Required work —
Report back each line of the records that contains the string "Manager".

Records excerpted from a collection
────────────────────────────────────────

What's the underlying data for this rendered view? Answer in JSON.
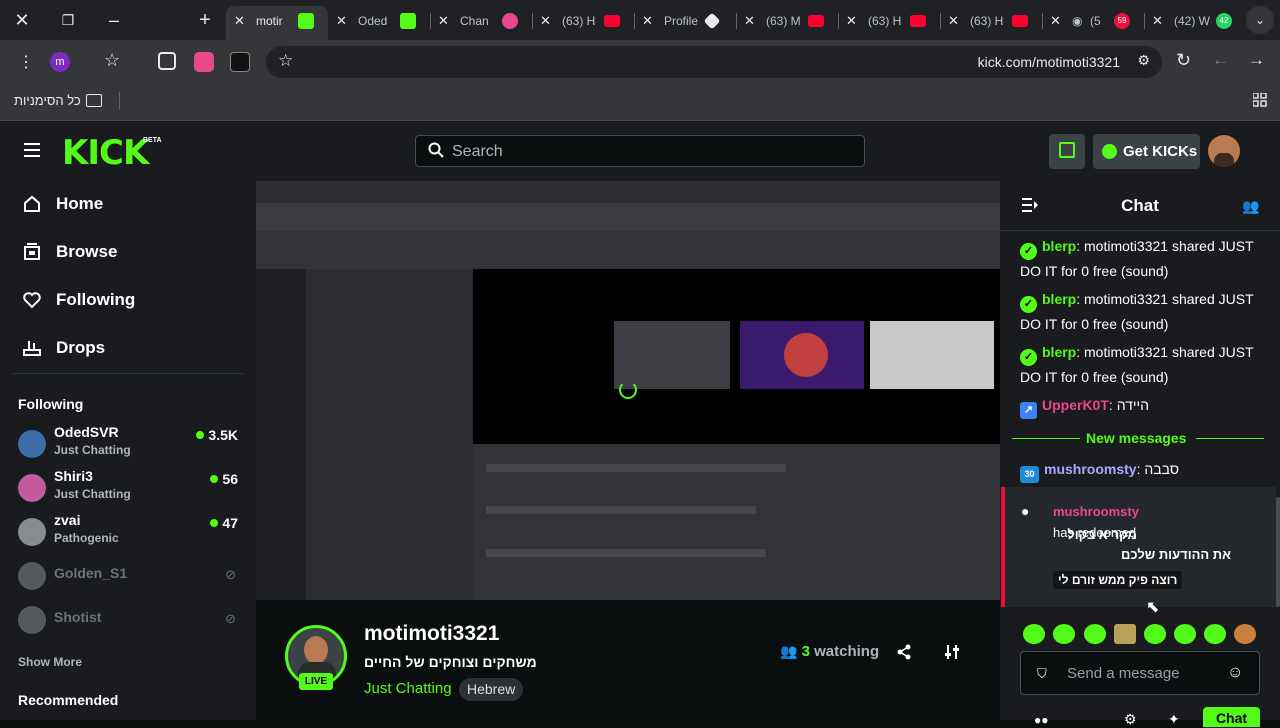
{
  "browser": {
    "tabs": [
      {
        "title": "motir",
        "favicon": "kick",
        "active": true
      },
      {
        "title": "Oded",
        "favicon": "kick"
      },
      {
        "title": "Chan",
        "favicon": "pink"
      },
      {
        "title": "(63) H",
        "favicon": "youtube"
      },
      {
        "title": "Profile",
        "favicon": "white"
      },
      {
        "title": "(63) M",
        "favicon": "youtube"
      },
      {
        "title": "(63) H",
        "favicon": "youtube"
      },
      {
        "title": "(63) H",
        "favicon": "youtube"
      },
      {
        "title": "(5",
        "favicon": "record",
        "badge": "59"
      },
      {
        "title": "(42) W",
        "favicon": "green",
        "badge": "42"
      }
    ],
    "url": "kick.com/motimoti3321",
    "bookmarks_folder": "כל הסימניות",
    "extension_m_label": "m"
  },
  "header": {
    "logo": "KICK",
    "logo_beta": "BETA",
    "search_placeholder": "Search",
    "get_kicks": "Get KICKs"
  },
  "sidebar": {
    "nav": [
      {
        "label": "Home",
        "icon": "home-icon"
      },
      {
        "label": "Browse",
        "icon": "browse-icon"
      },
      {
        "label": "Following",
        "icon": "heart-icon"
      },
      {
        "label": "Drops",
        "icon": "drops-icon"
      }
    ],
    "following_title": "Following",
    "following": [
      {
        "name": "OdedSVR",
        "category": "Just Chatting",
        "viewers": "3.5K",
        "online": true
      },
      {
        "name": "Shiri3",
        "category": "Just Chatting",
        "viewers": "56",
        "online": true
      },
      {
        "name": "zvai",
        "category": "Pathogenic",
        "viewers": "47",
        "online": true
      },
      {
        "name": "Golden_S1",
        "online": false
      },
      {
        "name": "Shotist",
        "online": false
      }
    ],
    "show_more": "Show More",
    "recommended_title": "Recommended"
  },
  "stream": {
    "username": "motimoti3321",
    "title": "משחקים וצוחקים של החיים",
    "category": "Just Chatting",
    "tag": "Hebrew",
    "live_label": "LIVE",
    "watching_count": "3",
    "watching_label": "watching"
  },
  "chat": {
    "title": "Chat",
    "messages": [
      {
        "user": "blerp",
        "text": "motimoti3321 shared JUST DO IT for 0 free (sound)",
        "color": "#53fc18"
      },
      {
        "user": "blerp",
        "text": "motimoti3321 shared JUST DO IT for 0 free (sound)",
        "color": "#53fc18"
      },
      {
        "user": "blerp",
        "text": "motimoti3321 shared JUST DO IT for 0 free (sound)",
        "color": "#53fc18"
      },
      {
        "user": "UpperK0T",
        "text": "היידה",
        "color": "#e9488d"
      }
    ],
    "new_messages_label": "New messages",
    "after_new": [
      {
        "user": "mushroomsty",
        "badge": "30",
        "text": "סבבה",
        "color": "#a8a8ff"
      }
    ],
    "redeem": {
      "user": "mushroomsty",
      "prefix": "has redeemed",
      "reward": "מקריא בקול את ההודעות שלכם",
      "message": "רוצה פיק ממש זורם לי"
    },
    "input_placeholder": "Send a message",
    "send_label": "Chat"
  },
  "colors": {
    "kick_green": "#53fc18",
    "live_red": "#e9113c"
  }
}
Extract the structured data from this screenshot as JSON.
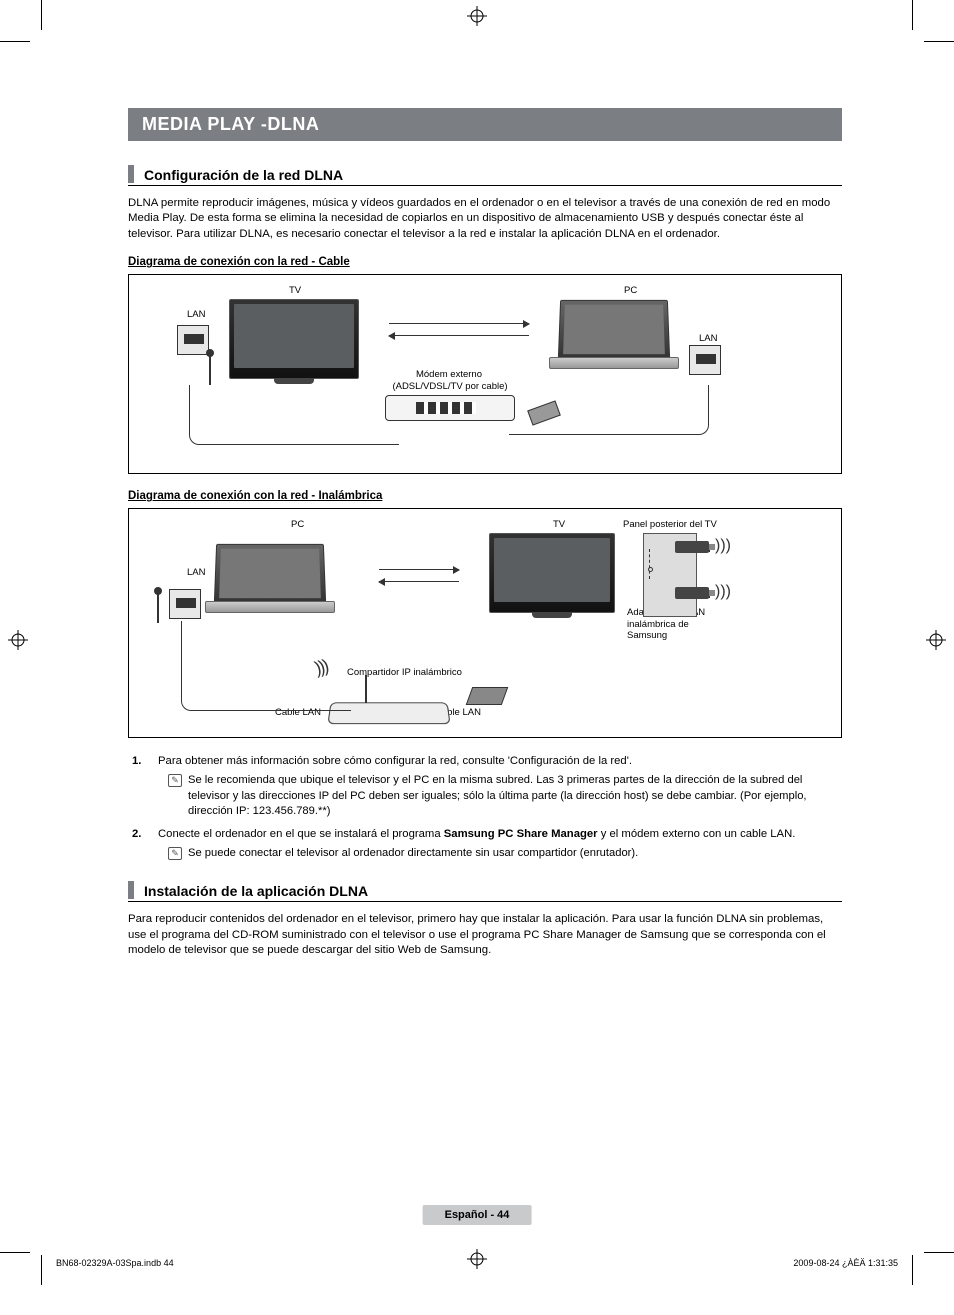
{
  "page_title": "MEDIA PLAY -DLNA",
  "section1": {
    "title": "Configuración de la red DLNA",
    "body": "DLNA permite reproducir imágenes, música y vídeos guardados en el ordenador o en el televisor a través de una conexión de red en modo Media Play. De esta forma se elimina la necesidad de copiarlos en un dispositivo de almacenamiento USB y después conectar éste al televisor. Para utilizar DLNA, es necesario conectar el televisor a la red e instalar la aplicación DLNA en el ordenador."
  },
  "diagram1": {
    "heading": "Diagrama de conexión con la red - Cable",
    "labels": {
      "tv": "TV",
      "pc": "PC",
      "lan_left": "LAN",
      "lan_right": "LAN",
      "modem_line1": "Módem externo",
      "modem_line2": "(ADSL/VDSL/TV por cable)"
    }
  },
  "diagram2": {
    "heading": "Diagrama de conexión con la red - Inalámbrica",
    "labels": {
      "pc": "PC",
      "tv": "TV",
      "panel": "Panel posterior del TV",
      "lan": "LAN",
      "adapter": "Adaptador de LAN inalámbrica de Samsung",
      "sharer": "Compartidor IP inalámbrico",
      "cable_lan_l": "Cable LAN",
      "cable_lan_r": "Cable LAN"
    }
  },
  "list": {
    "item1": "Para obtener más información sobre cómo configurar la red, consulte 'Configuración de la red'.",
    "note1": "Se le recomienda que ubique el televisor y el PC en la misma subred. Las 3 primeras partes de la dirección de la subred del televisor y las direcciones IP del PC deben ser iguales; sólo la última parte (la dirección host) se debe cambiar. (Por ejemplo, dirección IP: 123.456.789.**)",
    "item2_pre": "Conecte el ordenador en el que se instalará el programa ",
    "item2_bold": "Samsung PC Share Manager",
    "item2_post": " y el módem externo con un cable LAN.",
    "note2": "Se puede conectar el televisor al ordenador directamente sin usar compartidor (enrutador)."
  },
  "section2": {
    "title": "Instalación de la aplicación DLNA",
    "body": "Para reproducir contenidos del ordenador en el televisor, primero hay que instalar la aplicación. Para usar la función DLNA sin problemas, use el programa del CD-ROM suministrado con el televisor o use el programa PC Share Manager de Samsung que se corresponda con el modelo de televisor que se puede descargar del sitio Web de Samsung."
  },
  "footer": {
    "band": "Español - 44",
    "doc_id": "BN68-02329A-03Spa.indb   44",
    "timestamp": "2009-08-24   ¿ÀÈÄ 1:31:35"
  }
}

────────────────────────────────────────

Result below —
    "item2_bold": "Samsung PC Share Manager",
    "body": "Para reproducir contenidos del ordenador en el televisor, primero hay que instalar la aplicación. Para usar la función DLNA sin problemas, use el programa del CD-ROM suministrado con el televisor o use el programa PC Share Manager de Samsung que se corresponda con el modelo de televisor que se puede descargar del sitio Web de Samsung."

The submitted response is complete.